All of the data below should be written out exactly.

## Stored records

* * * *

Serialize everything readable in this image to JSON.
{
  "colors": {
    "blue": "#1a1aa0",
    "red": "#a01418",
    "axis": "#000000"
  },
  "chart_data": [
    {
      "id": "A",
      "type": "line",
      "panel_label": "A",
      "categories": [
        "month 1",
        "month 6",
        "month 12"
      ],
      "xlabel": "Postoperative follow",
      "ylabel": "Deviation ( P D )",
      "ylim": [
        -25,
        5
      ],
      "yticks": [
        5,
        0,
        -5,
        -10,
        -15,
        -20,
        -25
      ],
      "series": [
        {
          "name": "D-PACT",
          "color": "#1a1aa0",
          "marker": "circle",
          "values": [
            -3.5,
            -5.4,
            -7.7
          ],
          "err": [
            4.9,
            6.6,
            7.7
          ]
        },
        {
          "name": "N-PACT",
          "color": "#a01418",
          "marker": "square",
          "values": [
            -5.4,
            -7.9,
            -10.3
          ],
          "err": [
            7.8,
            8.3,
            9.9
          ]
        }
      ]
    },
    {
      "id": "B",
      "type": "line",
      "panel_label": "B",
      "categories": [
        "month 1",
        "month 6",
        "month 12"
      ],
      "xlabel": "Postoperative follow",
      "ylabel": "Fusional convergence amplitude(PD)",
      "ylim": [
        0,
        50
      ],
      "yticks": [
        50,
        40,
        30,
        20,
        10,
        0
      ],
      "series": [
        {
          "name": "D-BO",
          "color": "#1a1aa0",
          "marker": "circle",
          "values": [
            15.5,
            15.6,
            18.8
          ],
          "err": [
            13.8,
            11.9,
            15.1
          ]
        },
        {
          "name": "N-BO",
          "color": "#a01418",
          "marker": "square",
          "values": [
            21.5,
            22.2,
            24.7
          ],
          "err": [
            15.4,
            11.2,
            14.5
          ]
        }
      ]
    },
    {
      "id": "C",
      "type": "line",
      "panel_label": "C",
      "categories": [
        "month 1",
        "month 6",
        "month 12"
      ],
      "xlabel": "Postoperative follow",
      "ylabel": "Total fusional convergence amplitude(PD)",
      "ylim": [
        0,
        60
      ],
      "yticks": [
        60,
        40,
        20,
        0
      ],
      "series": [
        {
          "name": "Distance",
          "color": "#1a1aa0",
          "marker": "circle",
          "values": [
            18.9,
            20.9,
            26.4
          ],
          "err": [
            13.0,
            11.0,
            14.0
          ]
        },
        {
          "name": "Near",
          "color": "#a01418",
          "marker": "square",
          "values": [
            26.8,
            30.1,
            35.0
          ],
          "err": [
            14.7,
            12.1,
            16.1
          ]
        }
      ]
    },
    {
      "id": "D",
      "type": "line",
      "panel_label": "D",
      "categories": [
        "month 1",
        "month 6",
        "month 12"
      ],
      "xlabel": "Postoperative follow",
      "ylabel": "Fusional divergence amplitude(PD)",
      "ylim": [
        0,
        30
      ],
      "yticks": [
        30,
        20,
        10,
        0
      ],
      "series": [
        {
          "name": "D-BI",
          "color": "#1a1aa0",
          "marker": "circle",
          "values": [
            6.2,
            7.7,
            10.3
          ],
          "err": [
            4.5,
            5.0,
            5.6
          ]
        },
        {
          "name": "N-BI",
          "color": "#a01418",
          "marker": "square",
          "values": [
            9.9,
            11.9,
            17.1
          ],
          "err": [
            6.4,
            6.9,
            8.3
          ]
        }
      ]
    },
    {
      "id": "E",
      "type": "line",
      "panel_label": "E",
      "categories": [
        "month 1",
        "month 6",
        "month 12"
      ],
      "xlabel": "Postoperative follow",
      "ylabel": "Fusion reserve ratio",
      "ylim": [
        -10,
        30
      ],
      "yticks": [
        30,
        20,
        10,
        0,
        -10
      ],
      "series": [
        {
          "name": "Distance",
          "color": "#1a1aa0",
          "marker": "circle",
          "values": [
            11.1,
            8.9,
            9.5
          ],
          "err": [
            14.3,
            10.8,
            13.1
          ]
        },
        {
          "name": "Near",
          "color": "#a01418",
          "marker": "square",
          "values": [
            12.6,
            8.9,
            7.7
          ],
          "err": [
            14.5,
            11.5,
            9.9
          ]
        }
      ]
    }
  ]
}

* * * *

## EXERCISE RESPONSE
Serialize everything readable in this image to JSON.
{
  "colors": {
    "blue": "#1a1aa0",
    "red": "#a01418",
    "axis": "#000000"
  },
  "chart_data": [
    {
      "id": "A",
      "type": "line",
      "panel_label": "A",
      "categories": [
        "month 1",
        "month 6",
        "month 12"
      ],
      "xlabel": "Postoperative follow",
      "ylabel": "Deviation ( P D )",
      "ylim": [
        -25,
        5
      ],
      "yticks": [
        5,
        0,
        -5,
        -10,
        -15,
        -20,
        -25
      ],
      "series": [
        {
          "name": "D-PACT",
          "color": "#1a1aa0",
          "marker": "circle",
          "values": [
            -3.5,
            -5.4,
            -7.7
          ],
          "err": [
            4.9,
            6.6,
            7.7
          ]
        },
        {
          "name": "N-PACT",
          "color": "#a01418",
          "marker": "square",
          "values": [
            -5.4,
            -7.9,
            -10.3
          ],
          "err": [
            7.8,
            8.3,
            9.9
          ]
        }
      ]
    },
    {
      "id": "B",
      "type": "line",
      "panel_label": "B",
      "categories": [
        "month 1",
        "month 6",
        "month 12"
      ],
      "xlabel": "Postoperative follow",
      "ylabel": "Fusional convergence amplitude(PD)",
      "ylim": [
        0,
        50
      ],
      "yticks": [
        50,
        40,
        30,
        20,
        10,
        0
      ],
      "series": [
        {
          "name": "D-BO",
          "color": "#1a1aa0",
          "marker": "circle",
          "values": [
            15.5,
            15.6,
            18.8
          ],
          "err": [
            13.8,
            11.9,
            15.1
          ]
        },
        {
          "name": "N-BO",
          "color": "#a01418",
          "marker": "square",
          "values": [
            21.5,
            22.2,
            24.7
          ],
          "err": [
            15.4,
            11.2,
            14.5
          ]
        }
      ]
    },
    {
      "id": "C",
      "type": "line",
      "panel_label": "C",
      "categories": [
        "month 1",
        "month 6",
        "month 12"
      ],
      "xlabel": "Postoperative follow",
      "ylabel": "Total fusional convergence amplitude(PD)",
      "ylim": [
        0,
        60
      ],
      "yticks": [
        60,
        40,
        20,
        0
      ],
      "series": [
        {
          "name": "Distance",
          "color": "#1a1aa0",
          "marker": "circle",
          "values": [
            18.9,
            20.9,
            26.4
          ],
          "err": [
            13.0,
            11.0,
            14.0
          ]
        },
        {
          "name": "Near",
          "color": "#a01418",
          "marker": "square",
          "values": [
            26.8,
            30.1,
            35.0
          ],
          "err": [
            14.7,
            12.1,
            16.1
          ]
        }
      ]
    },
    {
      "id": "D",
      "type": "line",
      "panel_label": "D",
      "categories": [
        "month 1",
        "month 6",
        "month 12"
      ],
      "xlabel": "Postoperative follow",
      "ylabel": "Fusional divergence amplitude(PD)",
      "ylim": [
        0,
        30
      ],
      "yticks": [
        30,
        20,
        10,
        0
      ],
      "series": [
        {
          "name": "D-BI",
          "color": "#1a1aa0",
          "marker": "circle",
          "values": [
            6.2,
            7.7,
            10.3
          ],
          "err": [
            4.5,
            5.0,
            5.6
          ]
        },
        {
          "name": "N-BI",
          "color": "#a01418",
          "marker": "square",
          "values": [
            9.9,
            11.9,
            17.1
          ],
          "err": [
            6.4,
            6.9,
            8.3
          ]
        }
      ]
    },
    {
      "id": "E",
      "type": "line",
      "panel_label": "E",
      "categories": [
        "month 1",
        "month 6",
        "month 12"
      ],
      "xlabel": "Postoperative follow",
      "ylabel": "Fusion reserve ratio",
      "ylim": [
        -10,
        30
      ],
      "yticks": [
        30,
        20,
        10,
        0,
        -10
      ],
      "series": [
        {
          "name": "Distance",
          "color": "#1a1aa0",
          "marker": "circle",
          "values": [
            11.1,
            8.9,
            9.5
          ],
          "err": [
            14.3,
            10.8,
            13.1
          ]
        },
        {
          "name": "Near",
          "color": "#a01418",
          "marker": "square",
          "values": [
            12.6,
            8.9,
            7.7
          ],
          "err": [
            14.5,
            11.5,
            9.9
          ]
        }
      ]
    }
  ]
}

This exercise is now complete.